== STORED DATA ==

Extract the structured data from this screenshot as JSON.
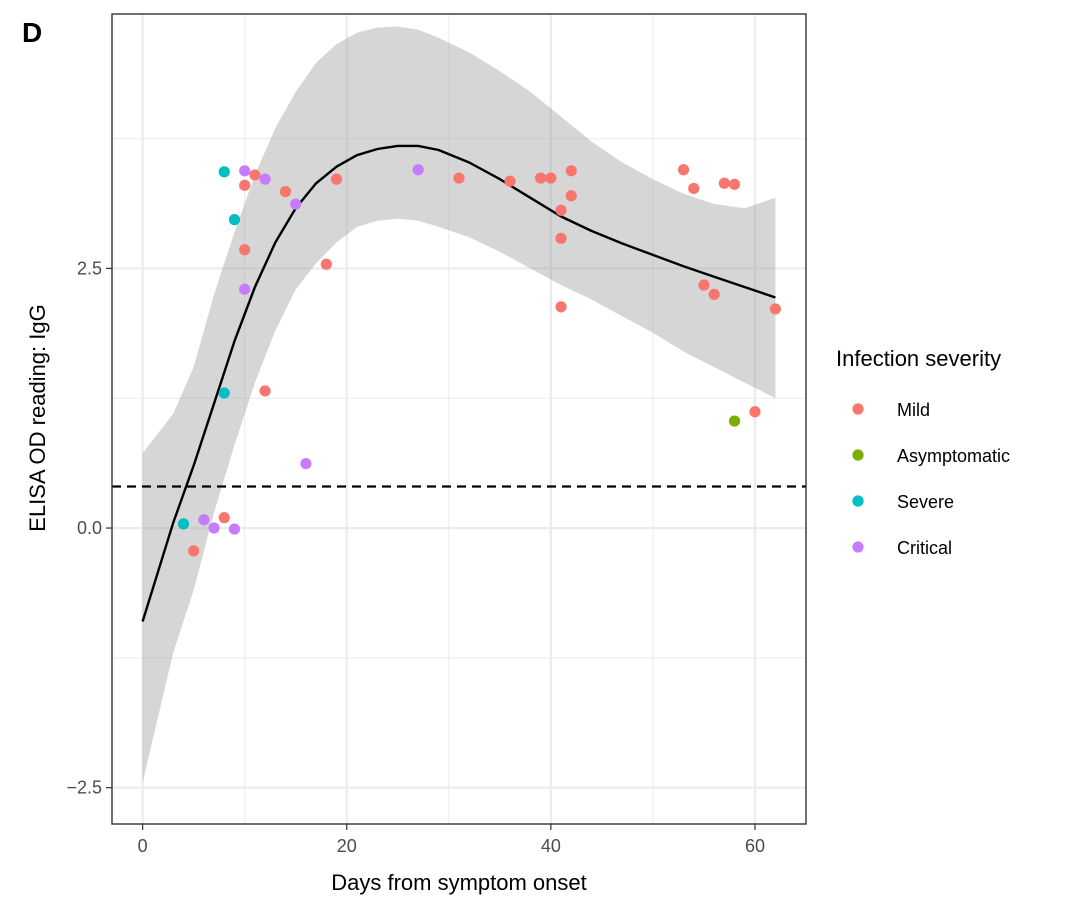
{
  "panel_label": "D",
  "chart_data": {
    "type": "scatter",
    "xlabel": "Days from symptom onset",
    "ylabel": "ELISA OD reading: IgG",
    "xlim": [
      -3,
      65
    ],
    "ylim": [
      -2.85,
      4.95
    ],
    "x_ticks": [
      0,
      20,
      40,
      60
    ],
    "x_tick_labels": [
      "0",
      "20",
      "40",
      "60"
    ],
    "y_ticks": [
      -2.5,
      0,
      2.5
    ],
    "y_tick_labels": [
      "−2.5",
      "0.0",
      "2.5"
    ],
    "y_minor_grid": [
      -1.25,
      1.25,
      3.75
    ],
    "x_minor_grid": [
      10,
      30,
      50
    ],
    "grid": true,
    "threshold_line": {
      "y": 0.4,
      "style": "dashed",
      "color": "#000000"
    },
    "legend": {
      "title": "Infection severity",
      "position": "right"
    },
    "series": [
      {
        "name": "Mild",
        "color": "#F8766D",
        "points": [
          [
            5,
            -0.22
          ],
          [
            8,
            0.1
          ],
          [
            10,
            3.3
          ],
          [
            10,
            2.68
          ],
          [
            11,
            3.4
          ],
          [
            12,
            1.32
          ],
          [
            14,
            3.24
          ],
          [
            18,
            2.54
          ],
          [
            19,
            3.36
          ],
          [
            31,
            3.37
          ],
          [
            36,
            3.34
          ],
          [
            39,
            3.37
          ],
          [
            40,
            3.37
          ],
          [
            41,
            3.06
          ],
          [
            41,
            2.79
          ],
          [
            41,
            2.13
          ],
          [
            42,
            3.44
          ],
          [
            42,
            3.2
          ],
          [
            53,
            3.45
          ],
          [
            54,
            3.27
          ],
          [
            55,
            2.34
          ],
          [
            56,
            2.25
          ],
          [
            57,
            3.32
          ],
          [
            58,
            3.31
          ],
          [
            60,
            1.12
          ],
          [
            62,
            2.11
          ]
        ]
      },
      {
        "name": "Asymptomatic",
        "color": "#7CAE00",
        "points": [
          [
            58,
            1.03
          ]
        ]
      },
      {
        "name": "Severe",
        "color": "#00BFC4",
        "points": [
          [
            4,
            0.04
          ],
          [
            8,
            3.43
          ],
          [
            9,
            2.97
          ],
          [
            8,
            1.3
          ]
        ]
      },
      {
        "name": "Critical",
        "color": "#C77CFF",
        "points": [
          [
            6,
            0.08
          ],
          [
            7,
            0.0
          ],
          [
            9,
            -0.01
          ],
          [
            10,
            3.44
          ],
          [
            10,
            2.3
          ],
          [
            12,
            3.36
          ],
          [
            15,
            3.12
          ],
          [
            16,
            0.62
          ],
          [
            27,
            3.45
          ]
        ]
      }
    ],
    "smooth": {
      "color": "#000000",
      "ribbon_color": "#999999",
      "x": [
        0,
        3,
        5,
        7,
        9,
        11,
        13,
        15,
        17,
        19,
        21,
        23,
        25,
        27,
        29,
        32,
        35,
        38,
        41,
        44,
        47,
        50,
        53,
        56,
        59,
        62
      ],
      "y": [
        -0.9,
        0.05,
        0.6,
        1.2,
        1.8,
        2.32,
        2.75,
        3.08,
        3.32,
        3.48,
        3.59,
        3.65,
        3.68,
        3.68,
        3.64,
        3.52,
        3.36,
        3.18,
        3.0,
        2.86,
        2.74,
        2.63,
        2.52,
        2.42,
        2.32,
        2.22
      ],
      "ymin": [
        -2.45,
        -1.2,
        -0.6,
        0.15,
        0.8,
        1.4,
        1.9,
        2.3,
        2.55,
        2.75,
        2.9,
        2.96,
        2.98,
        2.96,
        2.9,
        2.8,
        2.66,
        2.5,
        2.34,
        2.2,
        2.04,
        1.88,
        1.7,
        1.55,
        1.4,
        1.25
      ],
      "ymax": [
        0.72,
        1.1,
        1.55,
        2.25,
        2.85,
        3.4,
        3.85,
        4.2,
        4.48,
        4.66,
        4.77,
        4.82,
        4.83,
        4.8,
        4.72,
        4.58,
        4.4,
        4.2,
        3.96,
        3.72,
        3.52,
        3.36,
        3.22,
        3.12,
        3.08,
        3.18
      ]
    }
  }
}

===

#### REQUIREMENTS
For the entries above, count the lines that contain the string "from", and state that number without further comment.

#### ANSWER TO THIS EXERCISE
2